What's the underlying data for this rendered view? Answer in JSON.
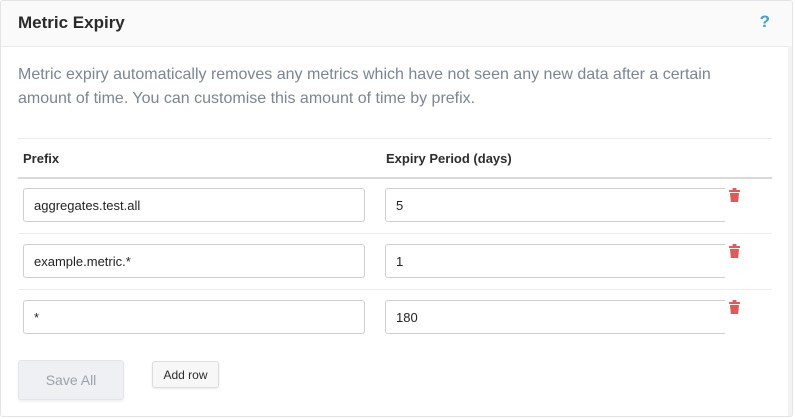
{
  "panel": {
    "title": "Metric Expiry",
    "help_label": "?",
    "description": "Metric expiry automatically removes any metrics which have not seen any new data after a certain amount of time. You can customise this amount of time by prefix."
  },
  "table": {
    "headers": {
      "prefix": "Prefix",
      "expiry": "Expiry Period (days)"
    },
    "rows": [
      {
        "prefix": "aggregates.test.all",
        "expiry": "5"
      },
      {
        "prefix": "example.metric.*",
        "expiry": "1"
      },
      {
        "prefix": "*",
        "expiry": "180"
      }
    ]
  },
  "actions": {
    "save_label": "Save All",
    "add_label": "Add row"
  },
  "colors": {
    "help_accent": "#3aa0e6",
    "delete_red": "#e05a5a"
  },
  "icons": {
    "help": "question-mark-icon",
    "delete": "trash-icon"
  }
}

■ Exercise objective: Search the records above for "prefix". Copy each line where it is found.

■ Solution to this exercise:
    "description": "Metric expiry automatically removes any metrics which have not seen any new data after a certain amount of time. You can customise this amount of time by prefix."
      "prefix": "Prefix",
        "prefix": "aggregates.test.all",
        "prefix": "example.metric.*",
        "prefix": "*",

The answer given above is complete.